'''
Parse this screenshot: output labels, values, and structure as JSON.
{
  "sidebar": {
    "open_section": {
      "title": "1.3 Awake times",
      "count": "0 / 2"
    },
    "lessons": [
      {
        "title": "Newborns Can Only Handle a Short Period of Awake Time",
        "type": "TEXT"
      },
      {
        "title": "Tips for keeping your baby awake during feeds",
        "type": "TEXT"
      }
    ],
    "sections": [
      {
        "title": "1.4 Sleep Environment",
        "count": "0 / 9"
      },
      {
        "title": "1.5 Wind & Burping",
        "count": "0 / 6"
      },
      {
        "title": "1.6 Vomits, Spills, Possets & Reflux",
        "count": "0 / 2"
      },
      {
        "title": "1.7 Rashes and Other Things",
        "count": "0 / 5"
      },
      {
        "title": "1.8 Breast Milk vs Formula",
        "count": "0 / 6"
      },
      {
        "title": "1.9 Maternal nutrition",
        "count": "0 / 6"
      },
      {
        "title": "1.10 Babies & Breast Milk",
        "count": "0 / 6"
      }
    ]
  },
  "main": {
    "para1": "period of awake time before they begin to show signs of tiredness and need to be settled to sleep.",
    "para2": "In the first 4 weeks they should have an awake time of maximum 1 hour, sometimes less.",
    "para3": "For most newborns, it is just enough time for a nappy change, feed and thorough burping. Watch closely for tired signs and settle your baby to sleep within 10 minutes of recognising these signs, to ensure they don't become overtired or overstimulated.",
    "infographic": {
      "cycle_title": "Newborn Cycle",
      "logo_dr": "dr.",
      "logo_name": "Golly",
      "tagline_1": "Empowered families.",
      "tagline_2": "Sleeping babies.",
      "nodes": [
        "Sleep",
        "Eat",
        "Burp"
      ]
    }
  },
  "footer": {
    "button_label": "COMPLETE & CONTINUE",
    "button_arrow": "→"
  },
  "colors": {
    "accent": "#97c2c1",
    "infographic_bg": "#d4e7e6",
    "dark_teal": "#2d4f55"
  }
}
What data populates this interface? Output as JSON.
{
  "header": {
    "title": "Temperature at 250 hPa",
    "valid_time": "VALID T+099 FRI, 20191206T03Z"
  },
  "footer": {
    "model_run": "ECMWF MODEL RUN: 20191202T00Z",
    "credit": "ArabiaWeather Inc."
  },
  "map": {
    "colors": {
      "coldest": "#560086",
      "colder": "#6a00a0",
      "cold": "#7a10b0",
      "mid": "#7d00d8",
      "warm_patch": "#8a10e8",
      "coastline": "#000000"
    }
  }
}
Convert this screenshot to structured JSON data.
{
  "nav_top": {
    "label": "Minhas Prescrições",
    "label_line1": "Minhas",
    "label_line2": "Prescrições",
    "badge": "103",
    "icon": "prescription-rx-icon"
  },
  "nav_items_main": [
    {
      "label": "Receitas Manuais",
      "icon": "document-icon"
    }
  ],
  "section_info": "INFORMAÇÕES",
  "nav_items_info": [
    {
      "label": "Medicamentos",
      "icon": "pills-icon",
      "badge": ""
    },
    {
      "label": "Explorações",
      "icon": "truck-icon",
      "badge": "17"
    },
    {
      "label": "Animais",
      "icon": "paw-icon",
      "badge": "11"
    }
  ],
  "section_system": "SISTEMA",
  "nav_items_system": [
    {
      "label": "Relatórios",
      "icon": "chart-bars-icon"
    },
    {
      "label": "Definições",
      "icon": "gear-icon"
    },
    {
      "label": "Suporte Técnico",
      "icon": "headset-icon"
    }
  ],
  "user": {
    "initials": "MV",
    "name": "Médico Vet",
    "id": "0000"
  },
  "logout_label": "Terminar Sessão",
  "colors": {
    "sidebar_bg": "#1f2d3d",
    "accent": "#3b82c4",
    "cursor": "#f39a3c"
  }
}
'''
* [Job]: Extract every entry above as it appears.

* [Task response]:
Parse this screenshot: output labels, values, and structure as JSON.
{
  "sidebar": {
    "open_section": {
      "title": "1.3 Awake times",
      "count": "0 / 2"
    },
    "lessons": [
      {
        "title": "Newborns Can Only Handle a Short Period of Awake Time",
        "type": "TEXT"
      },
      {
        "title": "Tips for keeping your baby awake during feeds",
        "type": "TEXT"
      }
    ],
    "sections": [
      {
        "title": "1.4 Sleep Environment",
        "count": "0 / 9"
      },
      {
        "title": "1.5 Wind & Burping",
        "count": "0 / 6"
      },
      {
        "title": "1.6 Vomits, Spills, Possets & Reflux",
        "count": "0 / 2"
      },
      {
        "title": "1.7 Rashes and Other Things",
        "count": "0 / 5"
      },
      {
        "title": "1.8 Breast Milk vs Formula",
        "count": "0 / 6"
      },
      {
        "title": "1.9 Maternal nutrition",
        "count": "0 / 6"
      },
      {
        "title": "1.10 Babies & Breast Milk",
        "count": "0 / 6"
      }
    ]
  },
  "main": {
    "para1": "period of awake time before they begin to show signs of tiredness and need to be settled to sleep.",
    "para2": "In the first 4 weeks they should have an awake time of maximum 1 hour, sometimes less.",
    "para3": "For most newborns, it is just enough time for a nappy change, feed and thorough burping. Watch closely for tired signs and settle your baby to sleep within 10 minutes of recognising these signs, to ensure they don't become overtired or overstimulated.",
    "infographic": {
      "cycle_title": "Newborn Cycle",
      "logo_dr": "dr.",
      "logo_name": "Golly",
      "tagline_1": "Empowered families.",
      "tagline_2": "Sleeping babies.",
      "nodes": [
        "Sleep",
        "Eat",
        "Burp"
      ]
    }
  },
  "footer": {
    "button_label": "COMPLETE & CONTINUE",
    "button_arrow": "→"
  },
  "colors": {
    "accent": "#97c2c1",
    "infographic_bg": "#d4e7e6",
    "dark_teal": "#2d4f55"
  }
}
What data populates this interface? Output as JSON.
{
  "header": {
    "title": "Temperature at 250 hPa",
    "valid_time": "VALID T+099 FRI, 20191206T03Z"
  },
  "footer": {
    "model_run": "ECMWF MODEL RUN: 20191202T00Z",
    "credit": "ArabiaWeather Inc."
  },
  "map": {
    "colors": {
      "coldest": "#560086",
      "colder": "#6a00a0",
      "cold": "#7a10b0",
      "mid": "#7d00d8",
      "warm_patch": "#8a10e8",
      "coastline": "#000000"
    }
  }
}
Convert this screenshot to structured JSON data.
{
  "nav_top": {
    "label": "Minhas Prescrições",
    "label_line1": "Minhas",
    "label_line2": "Prescrições",
    "badge": "103",
    "icon": "prescription-rx-icon"
  },
  "nav_items_main": [
    {
      "label": "Receitas Manuais",
      "icon": "document-icon"
    }
  ],
  "section_info": "INFORMAÇÕES",
  "nav_items_info": [
    {
      "label": "Medicamentos",
      "icon": "pills-icon",
      "badge": ""
    },
    {
      "label": "Explorações",
      "icon": "truck-icon",
      "badge": "17"
    },
    {
      "label": "Animais",
      "icon": "paw-icon",
      "badge": "11"
    }
  ],
  "section_system": "SISTEMA",
  "nav_items_system": [
    {
      "label": "Relatórios",
      "icon": "chart-bars-icon"
    },
    {
      "label": "Definições",
      "icon": "gear-icon"
    },
    {
      "label": "Suporte Técnico",
      "icon": "headset-icon"
    }
  ],
  "user": {
    "initials": "MV",
    "name": "Médico Vet",
    "id": "0000"
  },
  "logout_label": "Terminar Sessão",
  "colors": {
    "sidebar_bg": "#1f2d3d",
    "accent": "#3b82c4",
    "cursor": "#f39a3c"
  }
}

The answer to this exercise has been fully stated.